## [Your objective]
Go through the listing below and list every line with "提干全县党员干部政治理论知识和党性修养".

## [Input material]

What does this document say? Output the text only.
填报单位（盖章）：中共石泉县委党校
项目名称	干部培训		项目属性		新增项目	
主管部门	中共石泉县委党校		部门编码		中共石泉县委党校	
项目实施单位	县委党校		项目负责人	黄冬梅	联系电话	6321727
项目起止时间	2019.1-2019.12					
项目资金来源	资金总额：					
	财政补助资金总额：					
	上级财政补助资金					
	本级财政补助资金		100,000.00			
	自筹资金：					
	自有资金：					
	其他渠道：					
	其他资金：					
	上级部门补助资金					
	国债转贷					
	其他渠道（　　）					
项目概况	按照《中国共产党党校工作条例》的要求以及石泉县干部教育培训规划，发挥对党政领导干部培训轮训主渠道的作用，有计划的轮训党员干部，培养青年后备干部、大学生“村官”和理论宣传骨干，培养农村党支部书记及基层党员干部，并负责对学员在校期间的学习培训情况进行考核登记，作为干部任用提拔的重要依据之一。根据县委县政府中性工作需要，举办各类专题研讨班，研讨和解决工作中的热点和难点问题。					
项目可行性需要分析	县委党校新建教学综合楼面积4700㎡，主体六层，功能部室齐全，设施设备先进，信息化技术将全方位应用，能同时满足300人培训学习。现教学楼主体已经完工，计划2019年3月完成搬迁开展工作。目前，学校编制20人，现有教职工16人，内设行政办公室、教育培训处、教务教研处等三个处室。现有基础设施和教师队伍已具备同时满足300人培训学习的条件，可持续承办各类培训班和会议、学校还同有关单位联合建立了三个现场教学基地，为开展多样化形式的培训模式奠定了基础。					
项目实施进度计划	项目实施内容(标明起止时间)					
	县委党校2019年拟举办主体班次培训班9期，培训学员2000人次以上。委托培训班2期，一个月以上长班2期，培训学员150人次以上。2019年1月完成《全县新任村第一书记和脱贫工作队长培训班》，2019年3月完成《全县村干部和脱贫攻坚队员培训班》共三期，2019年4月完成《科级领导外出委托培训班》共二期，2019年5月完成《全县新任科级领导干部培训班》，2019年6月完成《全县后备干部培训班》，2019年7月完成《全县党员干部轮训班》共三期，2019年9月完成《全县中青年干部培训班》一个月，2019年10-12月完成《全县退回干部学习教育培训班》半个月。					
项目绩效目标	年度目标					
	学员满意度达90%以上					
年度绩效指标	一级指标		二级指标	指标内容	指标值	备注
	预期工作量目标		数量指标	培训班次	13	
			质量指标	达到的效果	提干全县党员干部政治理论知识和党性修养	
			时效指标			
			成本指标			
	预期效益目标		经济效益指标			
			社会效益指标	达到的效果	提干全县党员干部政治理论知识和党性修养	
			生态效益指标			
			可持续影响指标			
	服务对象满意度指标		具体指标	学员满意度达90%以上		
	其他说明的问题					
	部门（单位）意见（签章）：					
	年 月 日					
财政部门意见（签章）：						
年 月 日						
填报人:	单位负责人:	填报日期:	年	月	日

## [Task result]
			质量指标	达到的效果	提干全县党员干部政治理论知识和党性修养	
			社会效益指标	达到的效果	提干全县党员干部政治理论知识和党性修养	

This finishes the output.